---- Records provided
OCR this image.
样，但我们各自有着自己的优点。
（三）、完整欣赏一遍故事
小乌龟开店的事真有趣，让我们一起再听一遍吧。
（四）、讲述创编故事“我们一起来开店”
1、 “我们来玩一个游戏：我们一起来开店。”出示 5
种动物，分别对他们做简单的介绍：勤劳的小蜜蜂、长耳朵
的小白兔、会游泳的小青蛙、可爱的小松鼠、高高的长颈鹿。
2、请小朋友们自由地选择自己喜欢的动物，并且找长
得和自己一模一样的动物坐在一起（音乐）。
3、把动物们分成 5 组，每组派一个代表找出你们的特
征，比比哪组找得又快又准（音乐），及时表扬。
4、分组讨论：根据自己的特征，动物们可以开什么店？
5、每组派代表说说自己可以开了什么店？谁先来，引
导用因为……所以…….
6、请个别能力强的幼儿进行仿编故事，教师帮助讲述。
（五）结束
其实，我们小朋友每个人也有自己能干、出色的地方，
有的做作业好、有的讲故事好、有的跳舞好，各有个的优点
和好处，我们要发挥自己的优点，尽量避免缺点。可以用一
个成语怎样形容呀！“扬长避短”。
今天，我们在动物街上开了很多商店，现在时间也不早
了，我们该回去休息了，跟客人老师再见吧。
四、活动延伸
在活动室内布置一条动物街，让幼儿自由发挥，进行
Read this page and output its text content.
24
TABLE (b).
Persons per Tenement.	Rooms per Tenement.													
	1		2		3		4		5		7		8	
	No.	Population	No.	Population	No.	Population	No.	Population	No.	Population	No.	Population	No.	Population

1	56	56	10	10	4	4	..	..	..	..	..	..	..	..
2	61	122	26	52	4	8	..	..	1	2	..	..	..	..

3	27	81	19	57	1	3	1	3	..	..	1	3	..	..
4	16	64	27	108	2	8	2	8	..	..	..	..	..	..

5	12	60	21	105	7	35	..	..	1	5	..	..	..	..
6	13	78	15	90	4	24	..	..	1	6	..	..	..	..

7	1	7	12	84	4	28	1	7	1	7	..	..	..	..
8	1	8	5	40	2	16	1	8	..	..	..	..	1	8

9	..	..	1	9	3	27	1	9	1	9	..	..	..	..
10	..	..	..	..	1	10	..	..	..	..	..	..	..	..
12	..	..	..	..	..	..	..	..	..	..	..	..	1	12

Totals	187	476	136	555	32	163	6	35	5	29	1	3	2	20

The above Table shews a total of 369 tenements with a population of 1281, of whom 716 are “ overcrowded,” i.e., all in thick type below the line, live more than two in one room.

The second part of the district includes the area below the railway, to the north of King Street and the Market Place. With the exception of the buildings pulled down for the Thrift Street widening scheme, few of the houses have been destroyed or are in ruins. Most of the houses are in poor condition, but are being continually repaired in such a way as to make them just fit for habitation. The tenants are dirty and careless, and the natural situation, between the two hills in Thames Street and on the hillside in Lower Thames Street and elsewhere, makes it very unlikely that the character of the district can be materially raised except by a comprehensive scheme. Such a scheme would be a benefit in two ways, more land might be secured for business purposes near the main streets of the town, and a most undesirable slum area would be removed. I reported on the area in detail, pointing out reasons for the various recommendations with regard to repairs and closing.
--------
◆ Work to do:
Take the material above and return all of it exactly.

◆ Solution for this exercise:
OCR this image.
样，但我们各自有着自己的优点。
（三）、完整欣赏一遍故事
小乌龟开店的事真有趣，让我们一起再听一遍吧。
（四）、讲述创编故事“我们一起来开店”
1、 “我们来玩一个游戏：我们一起来开店。”出示 5
种动物，分别对他们做简单的介绍：勤劳的小蜜蜂、长耳朵
的小白兔、会游泳的小青蛙、可爱的小松鼠、高高的长颈鹿。
2、请小朋友们自由地选择自己喜欢的动物，并且找长
得和自己一模一样的动物坐在一起（音乐）。
3、把动物们分成 5 组，每组派一个代表找出你们的特
征，比比哪组找得又快又准（音乐），及时表扬。
4、分组讨论：根据自己的特征，动物们可以开什么店？
5、每组派代表说说自己可以开了什么店？谁先来，引
导用因为……所以…….
6、请个别能力强的幼儿进行仿编故事，教师帮助讲述。
（五）结束
其实，我们小朋友每个人也有自己能干、出色的地方，
有的做作业好、有的讲故事好、有的跳舞好，各有个的优点
和好处，我们要发挥自己的优点，尽量避免缺点。可以用一
个成语怎样形容呀！“扬长避短”。
今天，我们在动物街上开了很多商店，现在时间也不早
了，我们该回去休息了，跟客人老师再见吧。
四、活动延伸
在活动室内布置一条动物街，让幼儿自由发挥，进行
Read this page and output its text content.
24
TABLE (b).
Persons per Tenement.	Rooms per Tenement.													
	1		2		3		4		5		7		8	
	No.	Population	No.	Population	No.	Population	No.	Population	No.	Population	No.	Population	No.	Population

1	56	56	10	10	4	4	..	..	..	..	..	..	..	..
2	61	122	26	52	4	8	..	..	1	2	..	..	..	..

3	27	81	19	57	1	3	1	3	..	..	1	3	..	..
4	16	64	27	108	2	8	2	8	..	..	..	..	..	..

5	12	60	21	105	7	35	..	..	1	5	..	..	..	..
6	13	78	15	90	4	24	..	..	1	6	..	..	..	..

7	1	7	12	84	4	28	1	7	1	7	..	..	..	..
8	1	8	5	40	2	16	1	8	..	..	..	..	1	8

9	..	..	1	9	3	27	1	9	1	9	..	..	..	..
10	..	..	..	..	1	10	..	..	..	..	..	..	..	..
12	..	..	..	..	..	..	..	..	..	..	..	..	1	12

Totals	187	476	136	555	32	163	6	35	5	29	1	3	2	20

The above Table shews a total of 369 tenements with a population of 1281, of whom 716 are “ overcrowded,” i.e., all in thick type below the line, live more than two in one room.

The second part of the district includes the area below the railway, to the north of King Street and the Market Place. With the exception of the buildings pulled down for the Thrift Street widening scheme, few of the houses have been destroyed or are in ruins. Most of the houses are in poor condition, but are being continually repaired in such a way as to make them just fit for habitation. The tenants are dirty and careless, and the natural situation, between the two hills in Thames Street and on the hillside in Lower Thames Street and elsewhere, makes it very unlikely that the character of the district can be materially raised except by a comprehensive scheme. Such a scheme would be a benefit in two ways, more land might be secured for business purposes near the main streets of the town, and a most undesirable slum area would be removed. I reported on the area in detail, pointing out reasons for the various recommendations with regard to repairs and closing.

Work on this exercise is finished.